What you are asked to do
The data below is to be returned in full and exactly.

Supplied records

-- start --

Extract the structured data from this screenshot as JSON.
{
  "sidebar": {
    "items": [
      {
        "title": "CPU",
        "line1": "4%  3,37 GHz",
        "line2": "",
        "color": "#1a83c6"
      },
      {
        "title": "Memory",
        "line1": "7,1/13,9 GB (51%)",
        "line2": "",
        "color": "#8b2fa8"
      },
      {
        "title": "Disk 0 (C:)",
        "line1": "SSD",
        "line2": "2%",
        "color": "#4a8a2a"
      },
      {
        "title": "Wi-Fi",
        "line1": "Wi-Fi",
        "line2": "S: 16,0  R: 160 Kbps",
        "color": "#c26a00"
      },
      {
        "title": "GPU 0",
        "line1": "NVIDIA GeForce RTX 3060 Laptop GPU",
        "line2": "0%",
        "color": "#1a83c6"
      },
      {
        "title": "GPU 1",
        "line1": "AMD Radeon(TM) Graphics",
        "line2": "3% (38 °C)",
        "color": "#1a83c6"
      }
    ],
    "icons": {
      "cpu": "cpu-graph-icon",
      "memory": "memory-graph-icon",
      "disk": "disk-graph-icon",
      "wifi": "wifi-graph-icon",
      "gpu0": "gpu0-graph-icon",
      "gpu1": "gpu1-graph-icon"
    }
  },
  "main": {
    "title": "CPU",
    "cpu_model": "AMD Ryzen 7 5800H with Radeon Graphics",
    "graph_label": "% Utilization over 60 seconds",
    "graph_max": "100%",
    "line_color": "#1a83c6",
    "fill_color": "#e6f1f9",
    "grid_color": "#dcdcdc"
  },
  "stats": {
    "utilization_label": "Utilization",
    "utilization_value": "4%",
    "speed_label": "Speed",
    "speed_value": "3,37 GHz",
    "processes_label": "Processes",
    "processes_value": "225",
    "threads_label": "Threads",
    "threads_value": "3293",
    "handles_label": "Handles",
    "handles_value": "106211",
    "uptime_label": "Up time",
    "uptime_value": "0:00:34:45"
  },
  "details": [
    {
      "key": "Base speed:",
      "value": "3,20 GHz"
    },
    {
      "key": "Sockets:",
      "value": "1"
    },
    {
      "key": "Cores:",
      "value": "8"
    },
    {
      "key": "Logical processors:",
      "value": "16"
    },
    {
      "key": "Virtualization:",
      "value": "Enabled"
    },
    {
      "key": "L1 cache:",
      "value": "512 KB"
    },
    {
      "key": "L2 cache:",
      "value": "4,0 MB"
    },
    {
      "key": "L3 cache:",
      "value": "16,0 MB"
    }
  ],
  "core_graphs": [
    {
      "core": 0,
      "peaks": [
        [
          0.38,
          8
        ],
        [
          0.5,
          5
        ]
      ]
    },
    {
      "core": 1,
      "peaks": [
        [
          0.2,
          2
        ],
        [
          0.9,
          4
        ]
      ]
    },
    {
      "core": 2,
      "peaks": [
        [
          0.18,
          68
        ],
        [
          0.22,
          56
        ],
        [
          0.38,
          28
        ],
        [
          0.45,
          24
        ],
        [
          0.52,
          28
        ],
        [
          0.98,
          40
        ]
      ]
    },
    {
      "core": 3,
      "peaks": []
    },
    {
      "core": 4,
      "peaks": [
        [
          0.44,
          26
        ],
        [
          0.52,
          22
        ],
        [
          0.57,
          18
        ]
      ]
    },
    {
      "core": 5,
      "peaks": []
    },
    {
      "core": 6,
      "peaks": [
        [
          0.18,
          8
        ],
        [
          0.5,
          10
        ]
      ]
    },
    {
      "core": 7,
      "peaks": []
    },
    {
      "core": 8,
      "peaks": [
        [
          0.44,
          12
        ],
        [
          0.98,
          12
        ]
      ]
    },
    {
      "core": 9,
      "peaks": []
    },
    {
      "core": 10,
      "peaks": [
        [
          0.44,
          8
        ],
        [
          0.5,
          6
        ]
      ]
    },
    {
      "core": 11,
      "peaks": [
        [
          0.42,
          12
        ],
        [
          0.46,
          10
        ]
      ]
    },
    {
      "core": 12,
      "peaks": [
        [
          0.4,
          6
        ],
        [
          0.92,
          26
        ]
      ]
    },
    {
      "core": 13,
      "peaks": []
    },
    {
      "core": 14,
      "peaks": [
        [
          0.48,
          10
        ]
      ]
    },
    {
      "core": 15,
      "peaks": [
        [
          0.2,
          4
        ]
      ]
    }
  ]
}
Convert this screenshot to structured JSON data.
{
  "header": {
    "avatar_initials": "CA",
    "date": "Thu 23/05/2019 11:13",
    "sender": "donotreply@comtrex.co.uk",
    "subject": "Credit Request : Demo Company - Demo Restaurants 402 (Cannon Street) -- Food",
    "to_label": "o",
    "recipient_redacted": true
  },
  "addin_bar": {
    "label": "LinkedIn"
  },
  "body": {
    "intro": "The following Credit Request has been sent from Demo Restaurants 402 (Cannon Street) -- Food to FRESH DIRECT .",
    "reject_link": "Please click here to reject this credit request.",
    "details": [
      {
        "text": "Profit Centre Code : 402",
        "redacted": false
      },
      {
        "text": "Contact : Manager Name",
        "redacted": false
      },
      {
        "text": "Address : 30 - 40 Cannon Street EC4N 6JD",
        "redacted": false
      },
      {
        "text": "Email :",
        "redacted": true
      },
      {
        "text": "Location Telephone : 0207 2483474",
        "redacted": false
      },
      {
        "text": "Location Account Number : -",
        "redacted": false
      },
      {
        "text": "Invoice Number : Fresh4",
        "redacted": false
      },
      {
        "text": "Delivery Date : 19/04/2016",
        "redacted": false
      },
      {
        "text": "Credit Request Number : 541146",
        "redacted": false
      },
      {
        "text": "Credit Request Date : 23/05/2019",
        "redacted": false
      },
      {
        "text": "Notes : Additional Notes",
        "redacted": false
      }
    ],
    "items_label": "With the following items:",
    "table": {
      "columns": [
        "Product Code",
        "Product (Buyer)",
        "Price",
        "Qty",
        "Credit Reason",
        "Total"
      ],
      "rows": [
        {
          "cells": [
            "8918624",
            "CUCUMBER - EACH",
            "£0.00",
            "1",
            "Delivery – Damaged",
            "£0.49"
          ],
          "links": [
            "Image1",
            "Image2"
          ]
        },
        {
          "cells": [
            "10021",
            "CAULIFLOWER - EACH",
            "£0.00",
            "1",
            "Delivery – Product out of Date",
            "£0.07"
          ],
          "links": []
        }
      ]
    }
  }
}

-- end --

Result for this task
Extract the structured data from this screenshot as JSON.
{
  "sidebar": {
    "items": [
      {
        "title": "CPU",
        "line1": "4%  3,37 GHz",
        "line2": "",
        "color": "#1a83c6"
      },
      {
        "title": "Memory",
        "line1": "7,1/13,9 GB (51%)",
        "line2": "",
        "color": "#8b2fa8"
      },
      {
        "title": "Disk 0 (C:)",
        "line1": "SSD",
        "line2": "2%",
        "color": "#4a8a2a"
      },
      {
        "title": "Wi-Fi",
        "line1": "Wi-Fi",
        "line2": "S: 16,0  R: 160 Kbps",
        "color": "#c26a00"
      },
      {
        "title": "GPU 0",
        "line1": "NVIDIA GeForce RTX 3060 Laptop GPU",
        "line2": "0%",
        "color": "#1a83c6"
      },
      {
        "title": "GPU 1",
        "line1": "AMD Radeon(TM) Graphics",
        "line2": "3% (38 °C)",
        "color": "#1a83c6"
      }
    ],
    "icons": {
      "cpu": "cpu-graph-icon",
      "memory": "memory-graph-icon",
      "disk": "disk-graph-icon",
      "wifi": "wifi-graph-icon",
      "gpu0": "gpu0-graph-icon",
      "gpu1": "gpu1-graph-icon"
    }
  },
  "main": {
    "title": "CPU",
    "cpu_model": "AMD Ryzen 7 5800H with Radeon Graphics",
    "graph_label": "% Utilization over 60 seconds",
    "graph_max": "100%",
    "line_color": "#1a83c6",
    "fill_color": "#e6f1f9",
    "grid_color": "#dcdcdc"
  },
  "stats": {
    "utilization_label": "Utilization",
    "utilization_value": "4%",
    "speed_label": "Speed",
    "speed_value": "3,37 GHz",
    "processes_label": "Processes",
    "processes_value": "225",
    "threads_label": "Threads",
    "threads_value": "3293",
    "handles_label": "Handles",
    "handles_value": "106211",
    "uptime_label": "Up time",
    "uptime_value": "0:00:34:45"
  },
  "details": [
    {
      "key": "Base speed:",
      "value": "3,20 GHz"
    },
    {
      "key": "Sockets:",
      "value": "1"
    },
    {
      "key": "Cores:",
      "value": "8"
    },
    {
      "key": "Logical processors:",
      "value": "16"
    },
    {
      "key": "Virtualization:",
      "value": "Enabled"
    },
    {
      "key": "L1 cache:",
      "value": "512 KB"
    },
    {
      "key": "L2 cache:",
      "value": "4,0 MB"
    },
    {
      "key": "L3 cache:",
      "value": "16,0 MB"
    }
  ],
  "core_graphs": [
    {
      "core": 0,
      "peaks": [
        [
          0.38,
          8
        ],
        [
          0.5,
          5
        ]
      ]
    },
    {
      "core": 1,
      "peaks": [
        [
          0.2,
          2
        ],
        [
          0.9,
          4
        ]
      ]
    },
    {
      "core": 2,
      "peaks": [
        [
          0.18,
          68
        ],
        [
          0.22,
          56
        ],
        [
          0.38,
          28
        ],
        [
          0.45,
          24
        ],
        [
          0.52,
          28
        ],
        [
          0.98,
          40
        ]
      ]
    },
    {
      "core": 3,
      "peaks": []
    },
    {
      "core": 4,
      "peaks": [
        [
          0.44,
          26
        ],
        [
          0.52,
          22
        ],
        [
          0.57,
          18
        ]
      ]
    },
    {
      "core": 5,
      "peaks": []
    },
    {
      "core": 6,
      "peaks": [
        [
          0.18,
          8
        ],
        [
          0.5,
          10
        ]
      ]
    },
    {
      "core": 7,
      "peaks": []
    },
    {
      "core": 8,
      "peaks": [
        [
          0.44,
          12
        ],
        [
          0.98,
          12
        ]
      ]
    },
    {
      "core": 9,
      "peaks": []
    },
    {
      "core": 10,
      "peaks": [
        [
          0.44,
          8
        ],
        [
          0.5,
          6
        ]
      ]
    },
    {
      "core": 11,
      "peaks": [
        [
          0.42,
          12
        ],
        [
          0.46,
          10
        ]
      ]
    },
    {
      "core": 12,
      "peaks": [
        [
          0.4,
          6
        ],
        [
          0.92,
          26
        ]
      ]
    },
    {
      "core": 13,
      "peaks": []
    },
    {
      "core": 14,
      "peaks": [
        [
          0.48,
          10
        ]
      ]
    },
    {
      "core": 15,
      "peaks": [
        [
          0.2,
          4
        ]
      ]
    }
  ]
}
Convert this screenshot to structured JSON data.
{
  "header": {
    "avatar_initials": "CA",
    "date": "Thu 23/05/2019 11:13",
    "sender": "donotreply@comtrex.co.uk",
    "subject": "Credit Request : Demo Company - Demo Restaurants 402 (Cannon Street) -- Food",
    "to_label": "o",
    "recipient_redacted": true
  },
  "addin_bar": {
    "label": "LinkedIn"
  },
  "body": {
    "intro": "The following Credit Request has been sent from Demo Restaurants 402 (Cannon Street) -- Food to FRESH DIRECT .",
    "reject_link": "Please click here to reject this credit request.",
    "details": [
      {
        "text": "Profit Centre Code : 402",
        "redacted": false
      },
      {
        "text": "Contact : Manager Name",
        "redacted": false
      },
      {
        "text": "Address : 30 - 40 Cannon Street EC4N 6JD",
        "redacted": false
      },
      {
        "text": "Email :",
        "redacted": true
      },
      {
        "text": "Location Telephone : 0207 2483474",
        "redacted": false
      },
      {
        "text": "Location Account Number : -",
        "redacted": false
      },
      {
        "text": "Invoice Number : Fresh4",
        "redacted": false
      },
      {
        "text": "Delivery Date : 19/04/2016",
        "redacted": false
      },
      {
        "text": "Credit Request Number : 541146",
        "redacted": false
      },
      {
        "text": "Credit Request Date : 23/05/2019",
        "redacted": false
      },
      {
        "text": "Notes : Additional Notes",
        "redacted": false
      }
    ],
    "items_label": "With the following items:",
    "table": {
      "columns": [
        "Product Code",
        "Product (Buyer)",
        "Price",
        "Qty",
        "Credit Reason",
        "Total"
      ],
      "rows": [
        {
          "cells": [
            "8918624",
            "CUCUMBER - EACH",
            "£0.00",
            "1",
            "Delivery – Damaged",
            "£0.49"
          ],
          "links": [
            "Image1",
            "Image2"
          ]
        },
        {
          "cells": [
            "10021",
            "CAULIFLOWER - EACH",
            "£0.00",
            "1",
            "Delivery – Product out of Date",
            "£0.07"
          ],
          "links": []
        }
      ]
    }
  }
}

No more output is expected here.